● **Page excerpt**:

============

Challenges are what make life interesting; overcoming them is what makes life meaningful.
Joshua J. Marine
An overcoming attitude begins first in your mind and then translates into action. Whether you win or lose it’s up to you and how you choose. Winners must employ self-discipline in what they chose to think about.
I know for myself there are some roads I won’t allow my mind to venture down because they are simply too painful. You will have to purpose in your heart to focus on something else. The good news, after you do this several times it will become a habit, and you will rarely even think of those areas.
When engulfed in a trial refuse to even consider failure. Don’t listen to the voices that say it can’t be done, or that your dreams are too big. Don’t allow the absence of encouragement or lack of support to pull you out of your race.
If anything use these negatives to catapult you forward. Sometimes, the best lessons in life with the most favourable outcomes are born out of the most suffering. If you have ever given birth you know what I mean. Men, you’ll just have to use your imagination.
3. Unfavourable Circumstances: There Is No Perfect Life.
The problem is not that there are problems. The problem is expecting otherwise and thinking that having problems is a problem.
Thomas Carlyle
As a mother I like to think that I have instilled in my children values and strengths that will enable them in their journey. One of the jokes in my family is that when Mom calls or emails there is always a second just because there is always “one more thing” for me to say.
So, a couple of years ago I said to my girls, ”oh, by the way, there’s one more thing I need to say, “ Just in case I forgot, to tell you, life isn’t easy, and the proverbial Cinderella life doesn’t exist.” They said I had already taught them that! I guess it was just another opportunity to exercise my “ One more thing rule.”
No matter what it may look like from the outside looking in there is no perfect life, because most people wear masks in order to hide.

============

● **Provided material**:
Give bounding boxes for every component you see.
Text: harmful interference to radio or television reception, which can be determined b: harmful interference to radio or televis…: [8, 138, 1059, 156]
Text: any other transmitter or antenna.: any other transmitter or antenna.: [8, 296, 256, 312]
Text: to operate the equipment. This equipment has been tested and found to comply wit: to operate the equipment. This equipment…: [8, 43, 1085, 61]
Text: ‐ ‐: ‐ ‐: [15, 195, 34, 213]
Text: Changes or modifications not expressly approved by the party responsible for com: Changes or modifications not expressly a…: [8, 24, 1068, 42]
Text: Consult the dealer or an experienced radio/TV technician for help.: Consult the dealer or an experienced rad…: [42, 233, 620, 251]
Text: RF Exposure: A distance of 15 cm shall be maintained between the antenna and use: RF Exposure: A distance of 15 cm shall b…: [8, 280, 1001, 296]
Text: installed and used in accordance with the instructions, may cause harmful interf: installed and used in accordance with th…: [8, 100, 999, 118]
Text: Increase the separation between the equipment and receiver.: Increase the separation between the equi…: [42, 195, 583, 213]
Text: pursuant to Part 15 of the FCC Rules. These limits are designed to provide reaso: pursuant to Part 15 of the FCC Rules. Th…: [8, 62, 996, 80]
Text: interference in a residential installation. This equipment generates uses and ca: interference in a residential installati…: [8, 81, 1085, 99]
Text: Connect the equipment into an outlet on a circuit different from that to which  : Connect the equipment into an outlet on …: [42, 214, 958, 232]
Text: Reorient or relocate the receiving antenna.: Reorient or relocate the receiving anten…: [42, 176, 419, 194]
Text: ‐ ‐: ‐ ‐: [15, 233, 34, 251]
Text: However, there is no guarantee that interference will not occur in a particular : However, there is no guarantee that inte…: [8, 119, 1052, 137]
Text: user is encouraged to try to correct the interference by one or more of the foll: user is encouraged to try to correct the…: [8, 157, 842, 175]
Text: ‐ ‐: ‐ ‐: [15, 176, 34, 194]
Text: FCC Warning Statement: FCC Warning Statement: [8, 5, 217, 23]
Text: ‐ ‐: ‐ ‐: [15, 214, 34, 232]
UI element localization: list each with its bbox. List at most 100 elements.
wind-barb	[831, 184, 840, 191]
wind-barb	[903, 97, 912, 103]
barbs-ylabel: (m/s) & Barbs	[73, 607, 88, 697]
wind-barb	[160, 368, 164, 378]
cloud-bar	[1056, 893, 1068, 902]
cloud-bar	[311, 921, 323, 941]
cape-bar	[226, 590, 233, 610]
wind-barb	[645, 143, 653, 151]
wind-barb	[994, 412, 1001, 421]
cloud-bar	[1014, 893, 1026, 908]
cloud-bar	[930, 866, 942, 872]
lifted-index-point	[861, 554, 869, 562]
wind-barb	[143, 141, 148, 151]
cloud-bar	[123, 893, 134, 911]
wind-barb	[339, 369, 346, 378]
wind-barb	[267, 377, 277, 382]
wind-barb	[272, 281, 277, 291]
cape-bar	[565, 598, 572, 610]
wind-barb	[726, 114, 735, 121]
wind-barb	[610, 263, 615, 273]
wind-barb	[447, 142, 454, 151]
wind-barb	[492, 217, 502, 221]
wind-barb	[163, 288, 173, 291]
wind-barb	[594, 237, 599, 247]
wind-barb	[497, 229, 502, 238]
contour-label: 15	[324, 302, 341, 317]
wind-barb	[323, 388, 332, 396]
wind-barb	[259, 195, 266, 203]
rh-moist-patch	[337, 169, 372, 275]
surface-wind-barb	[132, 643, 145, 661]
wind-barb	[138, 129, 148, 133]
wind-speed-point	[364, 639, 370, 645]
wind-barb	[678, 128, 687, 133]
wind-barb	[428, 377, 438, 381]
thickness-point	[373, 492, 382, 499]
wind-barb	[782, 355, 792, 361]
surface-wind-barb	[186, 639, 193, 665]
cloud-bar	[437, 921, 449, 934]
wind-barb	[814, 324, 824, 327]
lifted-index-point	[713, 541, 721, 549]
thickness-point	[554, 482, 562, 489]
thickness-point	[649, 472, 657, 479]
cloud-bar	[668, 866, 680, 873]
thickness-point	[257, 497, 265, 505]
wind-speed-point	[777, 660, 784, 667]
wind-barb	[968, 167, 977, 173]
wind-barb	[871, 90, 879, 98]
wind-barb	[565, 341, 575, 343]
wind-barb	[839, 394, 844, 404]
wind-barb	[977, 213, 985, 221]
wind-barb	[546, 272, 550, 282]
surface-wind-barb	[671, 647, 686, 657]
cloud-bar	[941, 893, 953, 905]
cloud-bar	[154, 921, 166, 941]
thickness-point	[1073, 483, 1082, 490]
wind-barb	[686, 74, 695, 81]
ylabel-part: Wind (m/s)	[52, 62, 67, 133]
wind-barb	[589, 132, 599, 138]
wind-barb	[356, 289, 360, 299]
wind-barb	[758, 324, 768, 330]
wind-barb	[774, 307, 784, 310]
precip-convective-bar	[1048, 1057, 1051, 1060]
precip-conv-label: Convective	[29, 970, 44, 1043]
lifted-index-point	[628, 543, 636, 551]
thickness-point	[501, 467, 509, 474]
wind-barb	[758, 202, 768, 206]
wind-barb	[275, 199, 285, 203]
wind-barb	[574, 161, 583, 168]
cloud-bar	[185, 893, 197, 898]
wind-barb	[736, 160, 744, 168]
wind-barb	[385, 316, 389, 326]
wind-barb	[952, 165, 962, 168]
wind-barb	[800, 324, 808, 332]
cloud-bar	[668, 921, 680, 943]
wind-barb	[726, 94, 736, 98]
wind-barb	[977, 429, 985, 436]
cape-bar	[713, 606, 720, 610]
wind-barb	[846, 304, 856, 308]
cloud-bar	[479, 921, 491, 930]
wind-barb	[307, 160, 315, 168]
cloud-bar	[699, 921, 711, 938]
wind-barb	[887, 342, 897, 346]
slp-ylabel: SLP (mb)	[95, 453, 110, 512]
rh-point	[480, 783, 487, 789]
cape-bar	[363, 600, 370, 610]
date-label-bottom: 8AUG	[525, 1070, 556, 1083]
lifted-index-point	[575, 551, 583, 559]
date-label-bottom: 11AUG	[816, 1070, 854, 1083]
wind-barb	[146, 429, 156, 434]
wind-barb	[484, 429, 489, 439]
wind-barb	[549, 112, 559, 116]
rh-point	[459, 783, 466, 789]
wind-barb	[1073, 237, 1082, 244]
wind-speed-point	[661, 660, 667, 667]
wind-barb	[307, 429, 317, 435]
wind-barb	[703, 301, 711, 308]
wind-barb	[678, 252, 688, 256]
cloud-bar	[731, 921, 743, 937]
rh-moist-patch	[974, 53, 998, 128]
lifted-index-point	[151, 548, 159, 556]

============

● **Request**: Reproduce word for word the part of the passage on overcoming challenges that begins at the words "If anything use" and stops after "use your imagination.". The data stands apart from the passage on overcoming challenges.

● **Finished answer**:
If anything use these negatives to catapult you forward. Sometimes, the best lessons in life with the most favourable outcomes are born out of the most suffering. If you have ever given birth you know what I mean. Men, you’ll just have to use your imagination.